═════ Selection ═════

The working groups met for a small part of the first half day and all of the second day, with the exception of some short periods for the groups to report back to the collected workshop attendees. Each group determined a set of activities that the members could do to advance sustainable software in a particular area.
The results of these group sessions made it clear that there are many interlinked challenges in sustainable software, and that while these challenges can be addressed, doing so is difficult because they generally are not the full-time job of any of the attendees. As was the case in WSSSPE2 as well, the participants were willing to dedicate their time to the groups while they were at the meeting, but afterwards, they went back to their (paid) jobs.
We need to determine how to tie the WSSSPE breakout activities to people’s jobs, so that they feel that continuing them is a higher priority than it is now, perhaps through funding the participants, or through funding coordinators for each activity, or perhaps by getting the workshop participants to agree to a specific schedule of activities during the workshop as we have tried to do in WSSSPE3. It remains to be seen, however, if the participants will meet the schedules they set.

═════ Entries supplied ═════

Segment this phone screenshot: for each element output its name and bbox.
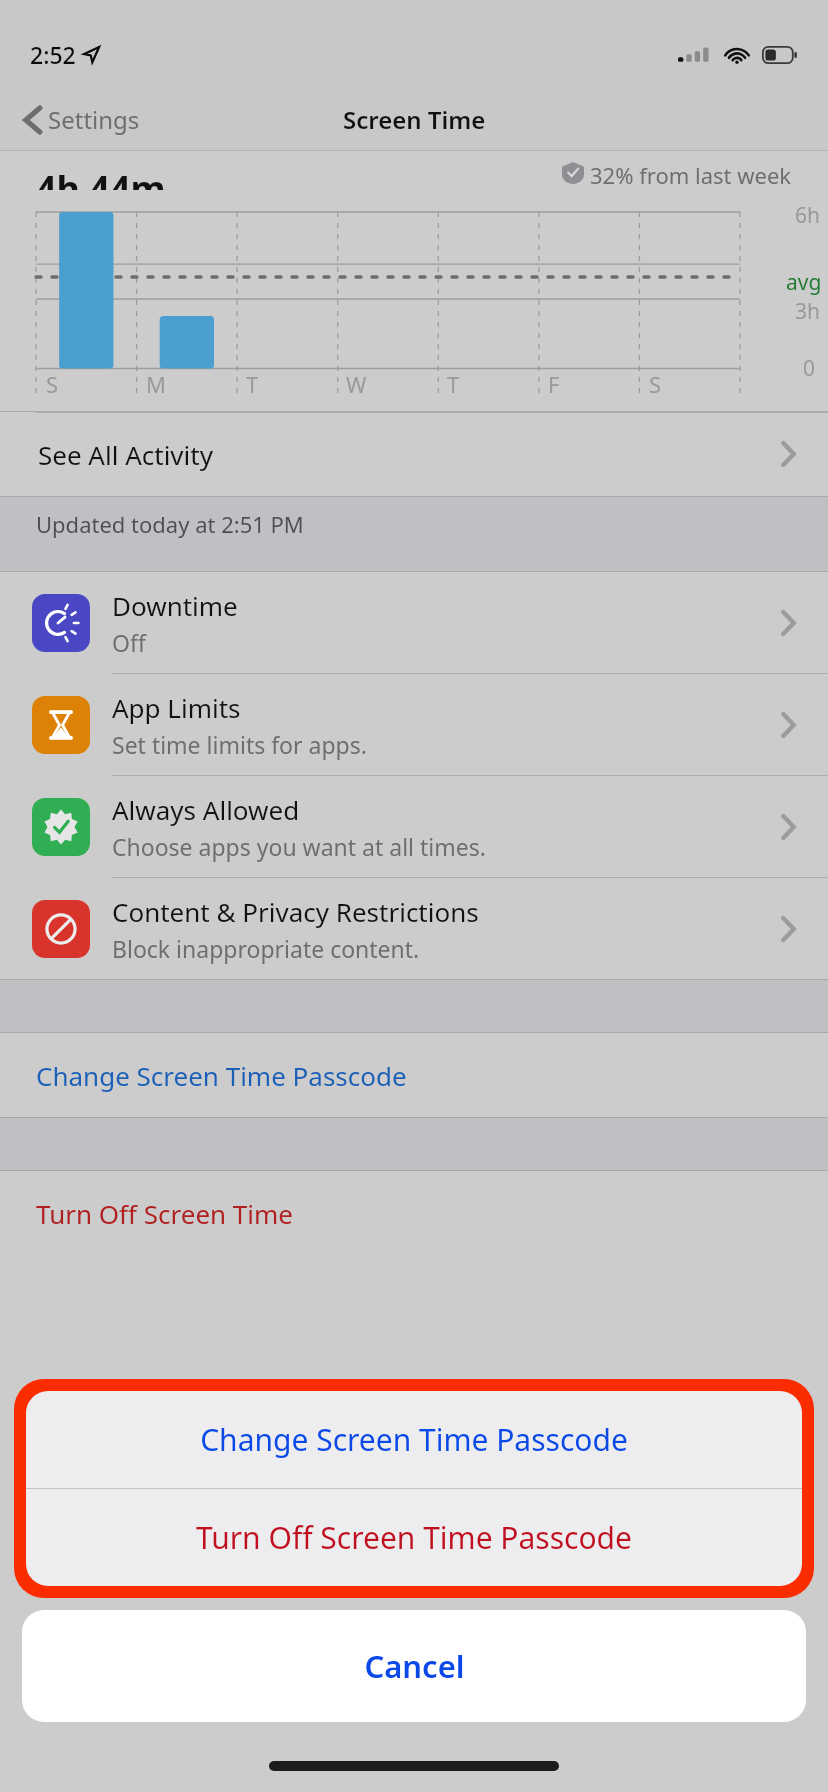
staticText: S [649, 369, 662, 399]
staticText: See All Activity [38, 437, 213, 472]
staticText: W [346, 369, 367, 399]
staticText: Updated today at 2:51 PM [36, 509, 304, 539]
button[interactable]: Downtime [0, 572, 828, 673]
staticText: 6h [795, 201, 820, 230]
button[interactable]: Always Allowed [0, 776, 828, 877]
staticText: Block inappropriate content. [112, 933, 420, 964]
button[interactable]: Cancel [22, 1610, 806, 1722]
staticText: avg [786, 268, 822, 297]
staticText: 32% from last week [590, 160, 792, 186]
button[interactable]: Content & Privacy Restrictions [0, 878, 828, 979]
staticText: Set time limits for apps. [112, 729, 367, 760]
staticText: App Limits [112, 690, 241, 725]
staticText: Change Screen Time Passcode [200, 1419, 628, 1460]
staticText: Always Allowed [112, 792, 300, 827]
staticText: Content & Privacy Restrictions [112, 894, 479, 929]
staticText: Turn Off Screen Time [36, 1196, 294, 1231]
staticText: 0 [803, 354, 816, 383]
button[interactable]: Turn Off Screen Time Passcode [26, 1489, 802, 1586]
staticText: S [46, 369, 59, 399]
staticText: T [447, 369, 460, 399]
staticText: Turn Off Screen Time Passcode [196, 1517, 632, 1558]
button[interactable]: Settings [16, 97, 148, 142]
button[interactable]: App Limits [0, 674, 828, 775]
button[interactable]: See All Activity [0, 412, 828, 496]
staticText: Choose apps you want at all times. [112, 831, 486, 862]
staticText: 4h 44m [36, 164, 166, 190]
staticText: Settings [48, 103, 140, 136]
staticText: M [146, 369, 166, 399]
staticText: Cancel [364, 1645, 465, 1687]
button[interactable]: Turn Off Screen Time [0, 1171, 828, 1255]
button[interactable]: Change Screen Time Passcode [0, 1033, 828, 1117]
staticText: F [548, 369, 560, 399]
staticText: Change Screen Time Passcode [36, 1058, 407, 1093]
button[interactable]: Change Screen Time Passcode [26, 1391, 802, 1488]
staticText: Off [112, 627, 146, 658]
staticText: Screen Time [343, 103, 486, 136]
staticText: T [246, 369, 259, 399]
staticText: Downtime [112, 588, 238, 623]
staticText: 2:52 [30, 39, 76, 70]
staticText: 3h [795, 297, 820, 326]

═════

What is asked
a. In the passage on the workshop working groups, what did each group determine?
b. Reproduce the passage on the workshop working groups from the words "The results of" through "their (paid) jobs.", without changing anything.

Task results
a. Each group determined a set of activities that its members could do to advance sustainable software in a particular area.

b.
The results of these group sessions made it clear that there are many interlinked challenges in sustainable software, and that while these challenges can be addressed, doing so is difficult because they generally are not the full-time job of any of the attendees. As was the case in WSSSPE2 as well, the participants were willing to dedicate their time to the groups while they were at the meeting, but afterwards, they went back to their (paid) jobs.